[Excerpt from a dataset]
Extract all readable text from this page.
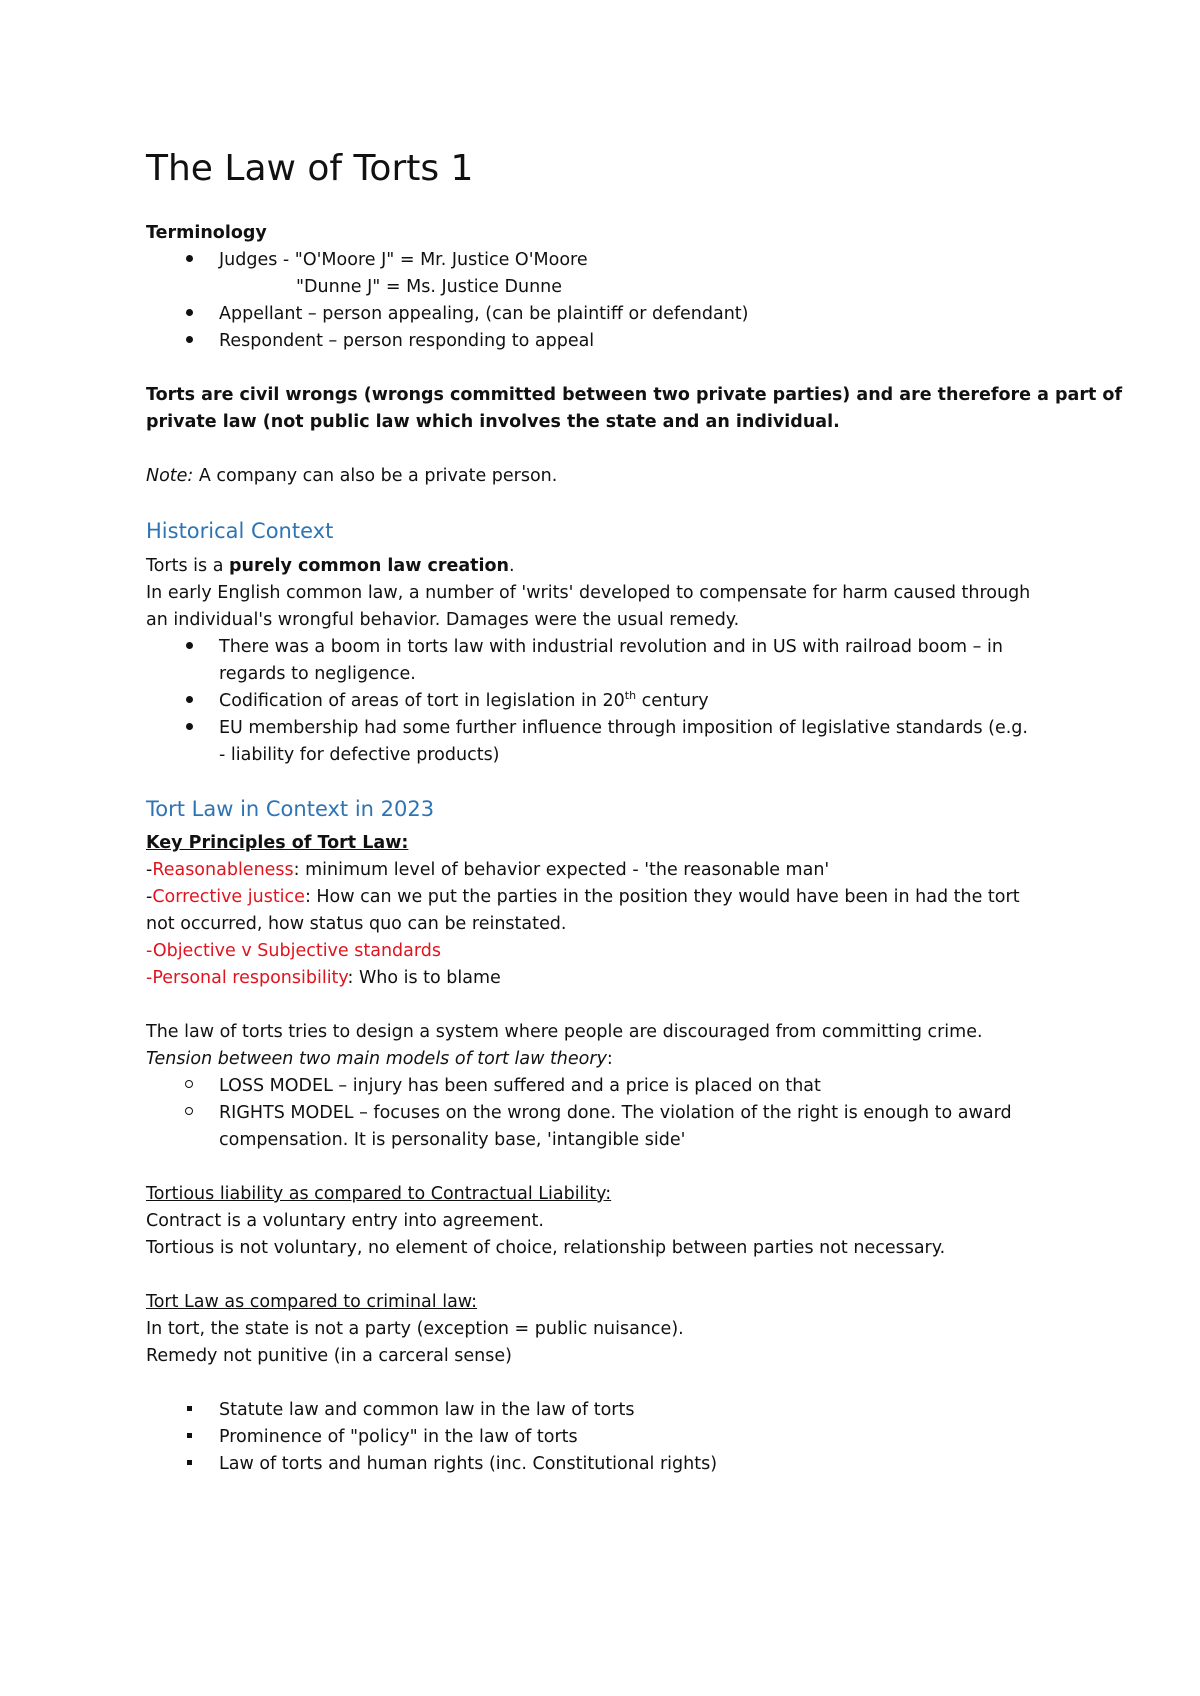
The Law of Torts 1
Terminology
Judges - "O'Moore J" = Mr. Justice O'Moore
"Dunne J" = Ms. Justice Dunne
Appellant – person appealing, (can be plaintiff or defendant)
Respondent – person responding to appeal
Torts are civil wrongs (wrongs committed between two private parties) and are therefore a part of
private law (not public law which involves the state and an individual.
Note: A company can also be a private person.
Historical Context
Torts is a purely common law creation.
In early English common law, a number of 'writs' developed to compensate for harm caused through
an individual's wrongful behavior. Damages were the usual remedy.
There was a boom in torts law with industrial revolution and in US with railroad boom – in
regards to negligence.
Codification of areas of tort in legislation in 20th century
EU membership had some further influence through imposition of legislative standards (e.g.
- liability for defective products)
Tort Law in Context in 2023
Key Principles of Tort Law:
-Reasonableness: minimum level of behavior expected - 'the reasonable man'
-Corrective justice: How can we put the parties in the position they would have been in had the tort
not occurred, how status quo can be reinstated.
-Objective v Subjective standards
-Personal responsibility: Who is to blame
The law of torts tries to design a system where people are discouraged from committing crime.
Tension between two main models of tort law theory:
LOSS MODEL – injury has been suffered and a price is placed on that
RIGHTS MODEL – focuses on the wrong done. The violation of the right is enough to award
compensation. It is personality base, 'intangible side'
Tortious liability as compared to Contractual Liability:
Contract is a voluntary entry into agreement.
Tortious is not voluntary, no element of choice, relationship between parties not necessary.
Tort Law as compared to criminal law:
In tort, the state is not a party (exception = public nuisance).
Remedy not punitive (in a carceral sense)
Statute law and common law in the law of torts
Prominence of "policy" in the law of torts
Law of torts and human rights (inc. Constitutional rights)
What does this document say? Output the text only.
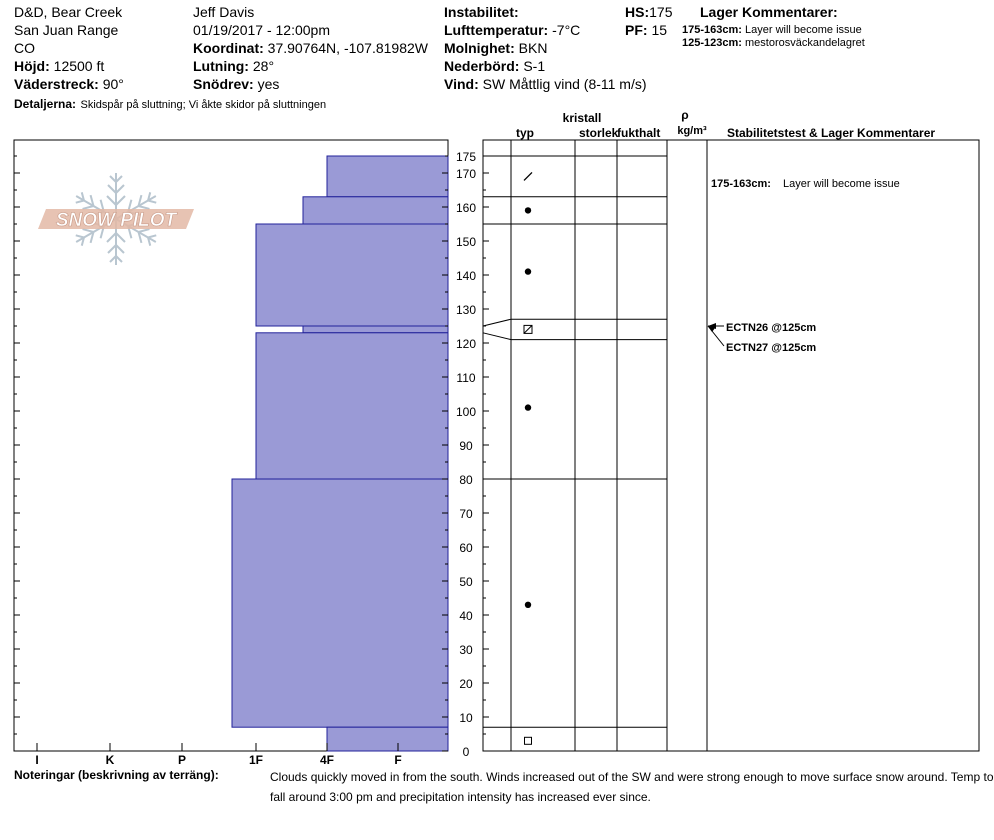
D&D, Bear Creek
San Juan Range
CO
Höjd: 12500 ft
Väderstreck: 90°
Detaljerna: Skidspår på sluttning; Vi åkte skidor på sluttningen
Jeff Davis
01/19/2017 - 12:00pm
Koordinat: 37.90764N, -107.81982W
Lutning: 28°
Snödrev: yes
Instabilitet:
Lufttemperatur: -7°C
Molnighet: BKN
Nederbörd: S-1
Vind: SW Måttlig vind (8-11 m/s)
HS:175
PF: 15
Lager Kommentarer:
175-163cm: Layer will become issue
125-123cm: mestorosväckandelagret
kristall
typ	storlek
fukthalt
ρ
kg/m³ Stabilitetstest & Lager Kommentarer
SNOW PILOT
0
10
20
30
40
50
60
70
80
90
100
110
120
130
140
150
160
170
175
I	K	P	1F	4F	F
175-163cm: Layer will become issue
ECTN26 @125cm
ECTN27 @125cm
Noteringar (beskrivning av terräng):	Clouds quickly moved in from the south. Winds increased out of the SW and were strong enough to move surface snow around. Temp to fall around 3:00 pm and precipitation intensity has increased ever since.
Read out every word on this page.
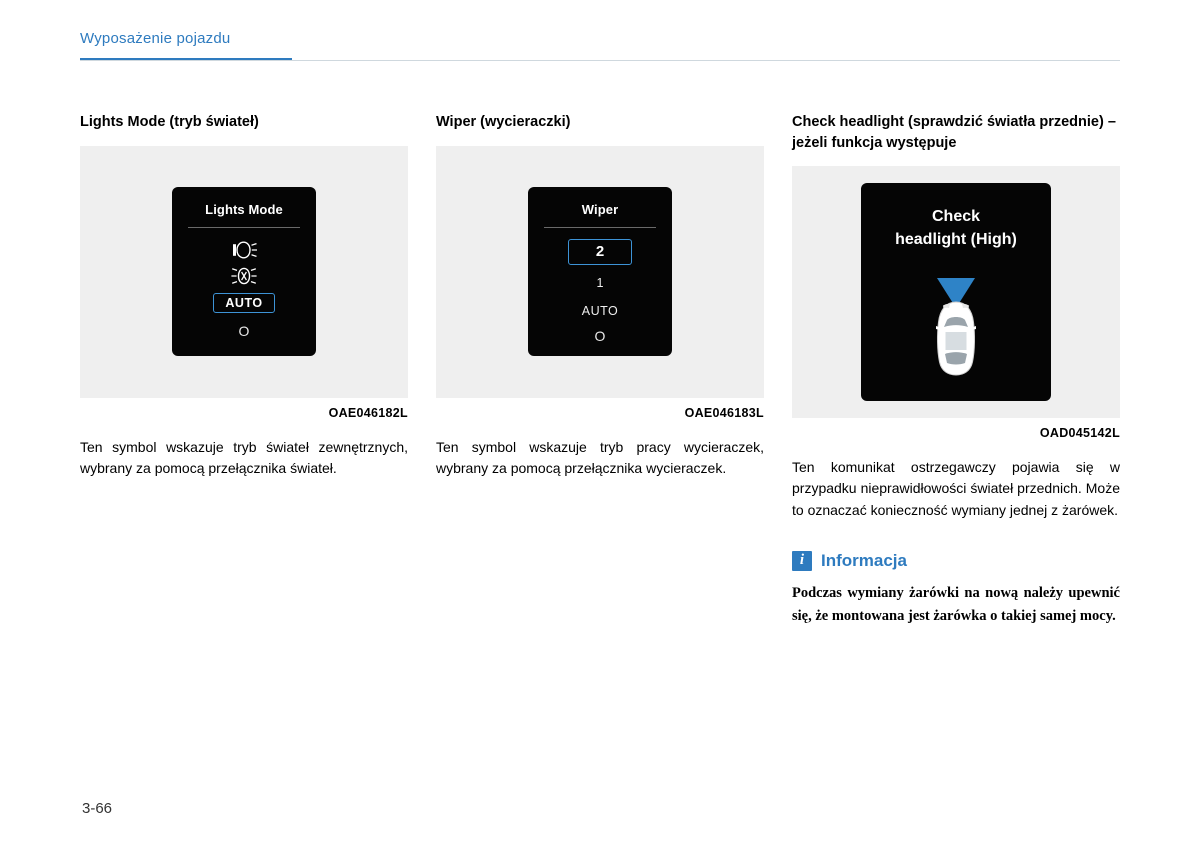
Wyposażenie pojazdu
Lights Mode (tryb świateł)
Lights Mode
AUTO
O
OAE046182L
Ten symbol wskazuje tryb świateł zewnętrznych, wybrany za pomocą przełącznika świateł.
Wiper (wycieraczki)
Wiper
2
1
AUTO
O
OAE046183L
Ten symbol wskazuje tryb pracy wycieraczek, wybrany za pomocą przełącznika wycieraczek.
Check headlight (sprawdzić światła przednie) – jeżeli funkcja występuje
Check
headlight (High)
OAD045142L
Ten komunikat ostrzegawczy pojawia się w przypadku nieprawidłowości świateł przednich. Może to oznaczać konieczność wymiany jednej z żarówek.
i Informacja
Podczas wymiany żarówki na nową należy upewnić się, że montowana jest żarówka o takiej samej mocy.
3-66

### Request
Quote each entry above verbatim and drop the pictures.

### Completed exercise
Extract all readable text from this page.
The Law of Torts 1
Terminology
Judges - "O'Moore J" = Mr. Justice O'Moore
"Dunne J" = Ms. Justice Dunne
Appellant – person appealing, (can be plaintiff or defendant)
Respondent – person responding to appeal
Torts are civil wrongs (wrongs committed between two private parties) and are therefore a part of
private law (not public law which involves the state and an individual.
Note: A company can also be a private person.
Historical Context
Torts is a purely common law creation.
In early English common law, a number of 'writs' developed to compensate for harm caused through
an individual's wrongful behavior. Damages were the usual remedy.
There was a boom in torts law with industrial revolution and in US with railroad boom – in
regards to negligence.
Codification of areas of tort in legislation in 20th century
EU membership had some further influence through imposition of legislative standards (e.g.
- liability for defective products)
Tort Law in Context in 2023
Key Principles of Tort Law:
-Reasonableness: minimum level of behavior expected - 'the reasonable man'
-Corrective justice: How can we put the parties in the position they would have been in had the tort
not occurred, how status quo can be reinstated.
-Objective v Subjective standards
-Personal responsibility: Who is to blame
The law of torts tries to design a system where people are discouraged from committing crime.
Tension between two main models of tort law theory:
LOSS MODEL – injury has been suffered and a price is placed on that
RIGHTS MODEL – focuses on the wrong done. The violation of the right is enough to award
compensation. It is personality base, 'intangible side'
Tortious liability as compared to Contractual Liability:
Contract is a voluntary entry into agreement.
Tortious is not voluntary, no element of choice, relationship between parties not necessary.
Tort Law as compared to criminal law:
In tort, the state is not a party (exception = public nuisance).
Remedy not punitive (in a carceral sense)
Statute law and common law in the law of torts
Prominence of "policy" in the law of torts
Law of torts and human rights (inc. Constitutional rights)
What does this document say? Output the text only.
D&D, Bear Creek
San Juan Range
CO
Höjd: 12500 ft
Väderstreck: 90°
Detaljerna: Skidspår på sluttning; Vi åkte skidor på sluttningen
Jeff Davis
01/19/2017 - 12:00pm
Koordinat: 37.90764N, -107.81982W
Lutning: 28°
Snödrev: yes
Instabilitet:
Lufttemperatur: -7°C
Molnighet: BKN
Nederbörd: S-1
Vind: SW Måttlig vind (8-11 m/s)
HS:175
PF: 15
Lager Kommentarer:
175-163cm: Layer will become issue
125-123cm: mestorosväckandelagret
kristall
typ	storlek
fukthalt
ρ
kg/m³ Stabilitetstest & Lager Kommentarer
SNOW PILOT
0
10
20
30
40
50
60
70
80
90
100
110
120
130
140
150
160
170
175
I	K	P	1F	4F	F
175-163cm: Layer will become issue
ECTN26 @125cm
ECTN27 @125cm
Noteringar (beskrivning av terräng):	Clouds quickly moved in from the south. Winds increased out of the SW and were strong enough to move surface snow around. Temp to fall around 3:00 pm and precipitation intensity has increased ever since.
Read out every word on this page.
Wyposażenie pojazdu
Lights Mode (tryb świateł)
Lights Mode
AUTO
O
OAE046182L
Ten symbol wskazuje tryb świateł zewnętrznych, wybrany za pomocą przełącznika świateł.
Wiper (wycieraczki)
Wiper
2
1
AUTO
O
OAE046183L
Ten symbol wskazuje tryb pracy wycieraczek, wybrany za pomocą przełącznika wycieraczek.
Check headlight (sprawdzić światła przednie) – jeżeli funkcja występuje
Check
headlight (High)
OAD045142L
Ten komunikat ostrzegawczy pojawia się w przypadku nieprawidłowości świateł przednich. Może to oznaczać konieczność wymiany jednej z żarówek.
i Informacja
Podczas wymiany żarówki na nową należy upewnić się, że montowana jest żarówka o takiej samej mocy.
3-66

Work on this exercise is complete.